* _EXERCISE REQUIREMENTS_:
Filter the entries, keeping every line with the string "hemoglobin".

* _Document transcription data_:
++++
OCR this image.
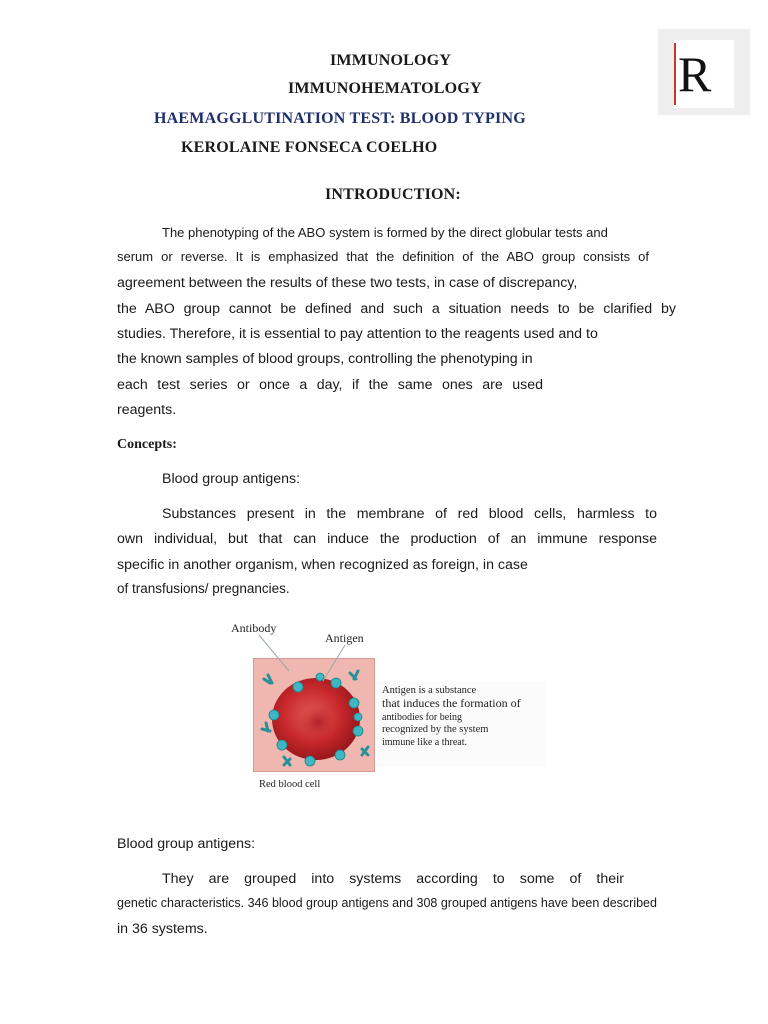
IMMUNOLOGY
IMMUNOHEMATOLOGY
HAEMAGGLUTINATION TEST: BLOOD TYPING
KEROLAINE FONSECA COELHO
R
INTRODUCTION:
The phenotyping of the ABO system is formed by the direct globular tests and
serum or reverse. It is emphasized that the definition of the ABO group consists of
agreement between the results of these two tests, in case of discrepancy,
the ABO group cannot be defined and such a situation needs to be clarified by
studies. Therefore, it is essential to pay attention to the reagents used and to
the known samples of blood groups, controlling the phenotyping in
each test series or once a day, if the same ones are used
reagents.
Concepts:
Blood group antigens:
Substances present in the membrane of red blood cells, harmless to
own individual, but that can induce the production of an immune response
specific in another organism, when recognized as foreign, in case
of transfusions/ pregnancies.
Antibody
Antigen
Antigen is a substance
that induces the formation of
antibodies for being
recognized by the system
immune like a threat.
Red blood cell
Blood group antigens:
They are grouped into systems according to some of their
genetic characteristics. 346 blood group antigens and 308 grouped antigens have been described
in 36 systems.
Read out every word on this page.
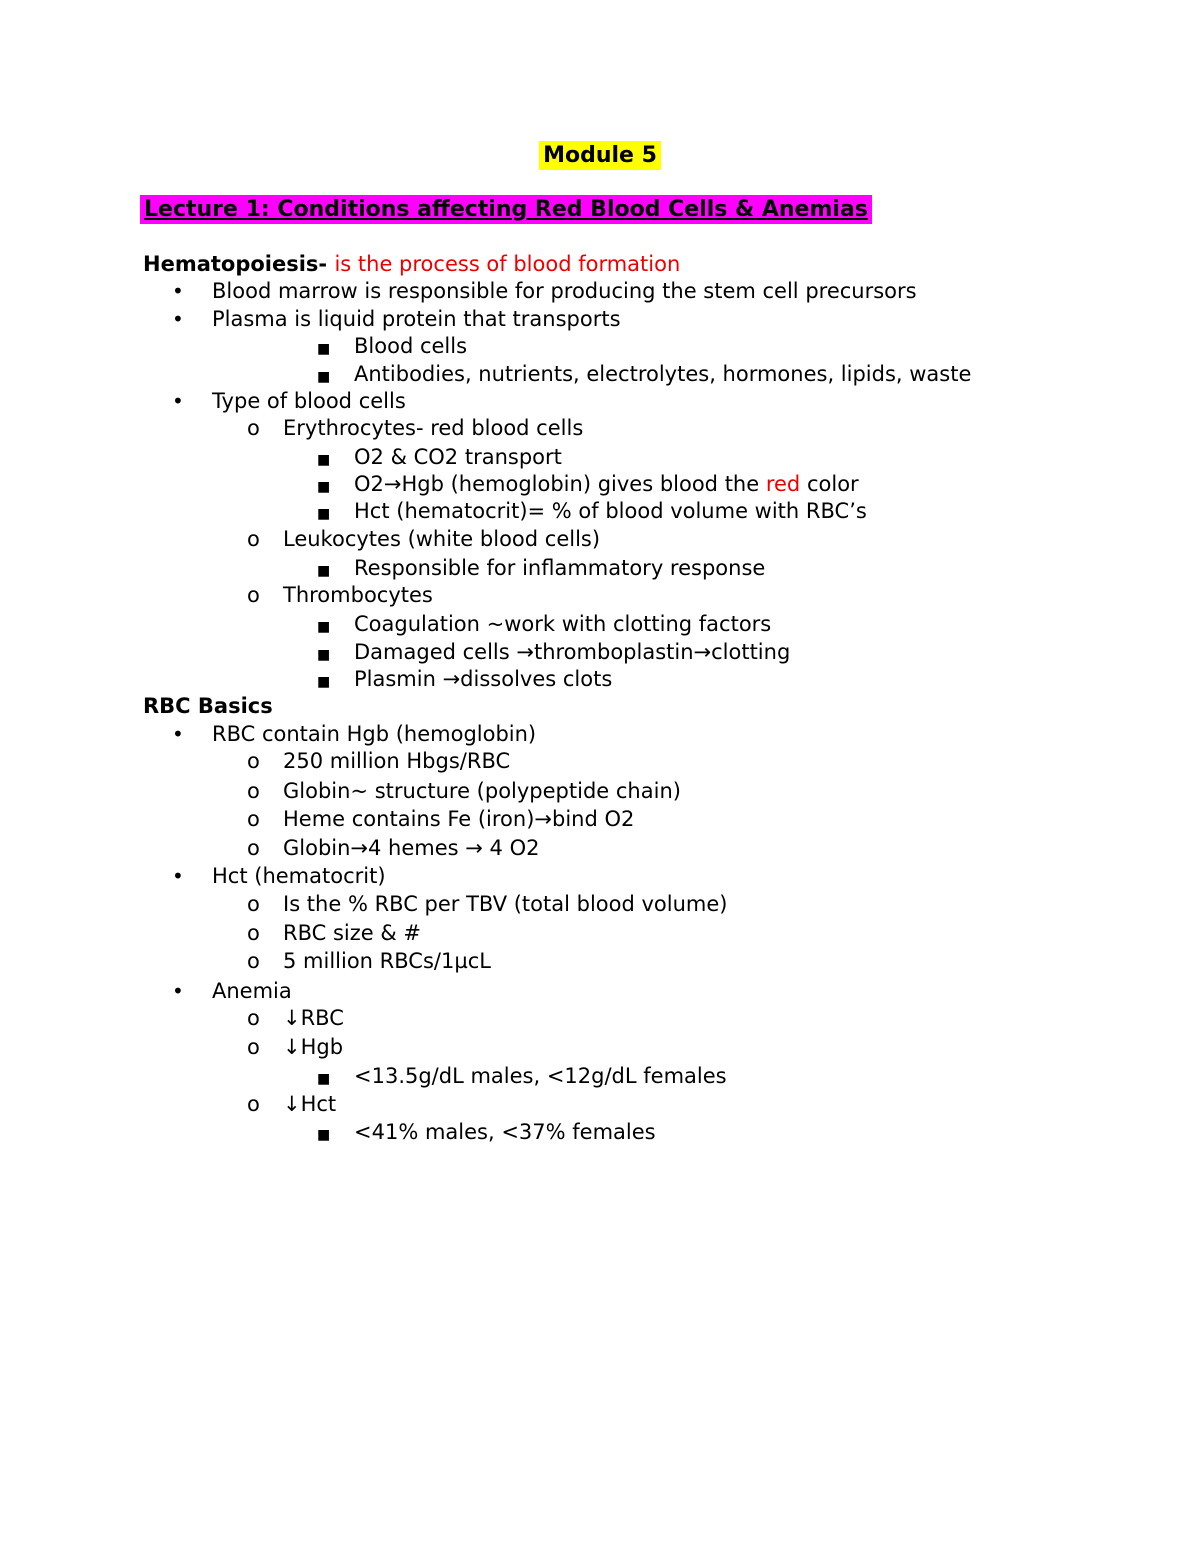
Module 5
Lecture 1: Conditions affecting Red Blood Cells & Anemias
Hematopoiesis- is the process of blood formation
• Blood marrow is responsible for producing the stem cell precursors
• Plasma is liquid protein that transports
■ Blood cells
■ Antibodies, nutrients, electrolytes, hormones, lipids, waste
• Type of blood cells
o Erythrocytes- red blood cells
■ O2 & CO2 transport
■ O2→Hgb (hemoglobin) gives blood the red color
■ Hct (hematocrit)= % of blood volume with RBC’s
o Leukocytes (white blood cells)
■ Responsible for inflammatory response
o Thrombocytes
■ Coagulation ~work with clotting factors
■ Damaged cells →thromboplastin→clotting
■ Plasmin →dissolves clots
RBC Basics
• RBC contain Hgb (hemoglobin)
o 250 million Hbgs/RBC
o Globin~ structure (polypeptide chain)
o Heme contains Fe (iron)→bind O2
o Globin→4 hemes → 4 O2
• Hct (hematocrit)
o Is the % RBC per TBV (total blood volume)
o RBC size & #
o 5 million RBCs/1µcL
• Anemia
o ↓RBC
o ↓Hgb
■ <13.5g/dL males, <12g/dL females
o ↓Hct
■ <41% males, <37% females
++++
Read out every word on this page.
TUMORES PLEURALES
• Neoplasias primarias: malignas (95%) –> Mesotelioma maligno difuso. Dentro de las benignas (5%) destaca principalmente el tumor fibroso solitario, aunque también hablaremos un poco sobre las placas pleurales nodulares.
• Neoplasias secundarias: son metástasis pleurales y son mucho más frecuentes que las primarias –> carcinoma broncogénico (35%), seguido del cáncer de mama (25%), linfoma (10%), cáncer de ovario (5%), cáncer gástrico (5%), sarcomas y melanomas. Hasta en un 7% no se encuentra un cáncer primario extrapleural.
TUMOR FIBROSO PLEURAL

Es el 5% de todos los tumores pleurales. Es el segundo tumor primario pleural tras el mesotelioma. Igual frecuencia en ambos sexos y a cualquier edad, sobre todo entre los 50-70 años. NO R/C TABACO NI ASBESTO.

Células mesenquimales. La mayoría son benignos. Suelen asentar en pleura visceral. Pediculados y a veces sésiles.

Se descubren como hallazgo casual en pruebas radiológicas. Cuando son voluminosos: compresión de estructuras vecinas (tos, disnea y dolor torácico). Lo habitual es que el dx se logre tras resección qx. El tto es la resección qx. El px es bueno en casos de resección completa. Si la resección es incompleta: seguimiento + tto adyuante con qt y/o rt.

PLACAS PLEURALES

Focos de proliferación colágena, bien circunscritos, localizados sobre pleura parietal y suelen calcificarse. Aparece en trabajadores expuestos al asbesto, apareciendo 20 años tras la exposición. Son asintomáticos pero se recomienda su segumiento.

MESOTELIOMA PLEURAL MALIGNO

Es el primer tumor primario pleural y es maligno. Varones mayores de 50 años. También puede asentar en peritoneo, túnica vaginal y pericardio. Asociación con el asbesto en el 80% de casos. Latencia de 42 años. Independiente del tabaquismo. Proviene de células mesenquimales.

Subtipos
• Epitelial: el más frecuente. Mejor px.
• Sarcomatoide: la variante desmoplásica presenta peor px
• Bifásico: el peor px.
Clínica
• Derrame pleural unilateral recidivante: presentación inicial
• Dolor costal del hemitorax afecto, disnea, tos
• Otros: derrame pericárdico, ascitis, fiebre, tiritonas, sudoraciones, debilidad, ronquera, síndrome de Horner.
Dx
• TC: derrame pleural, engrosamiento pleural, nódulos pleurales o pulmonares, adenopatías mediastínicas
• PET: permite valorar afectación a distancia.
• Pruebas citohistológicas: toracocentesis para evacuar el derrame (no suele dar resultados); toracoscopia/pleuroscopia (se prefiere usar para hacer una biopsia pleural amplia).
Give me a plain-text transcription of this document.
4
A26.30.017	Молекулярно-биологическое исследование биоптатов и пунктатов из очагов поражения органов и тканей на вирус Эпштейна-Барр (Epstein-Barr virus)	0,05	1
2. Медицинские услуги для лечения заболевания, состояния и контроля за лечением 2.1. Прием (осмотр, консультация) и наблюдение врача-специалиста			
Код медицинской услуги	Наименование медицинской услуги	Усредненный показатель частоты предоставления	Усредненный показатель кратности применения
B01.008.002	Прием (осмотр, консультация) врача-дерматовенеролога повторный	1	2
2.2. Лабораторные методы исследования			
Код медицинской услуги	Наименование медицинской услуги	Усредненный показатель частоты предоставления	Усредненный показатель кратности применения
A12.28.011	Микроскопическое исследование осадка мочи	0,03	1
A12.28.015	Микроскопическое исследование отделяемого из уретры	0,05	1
++++
* _OUTPUT OF THE TASK_:
■ O2→Hgb (hemoglobin) gives blood the red color
• RBC contain Hgb (hemoglobin)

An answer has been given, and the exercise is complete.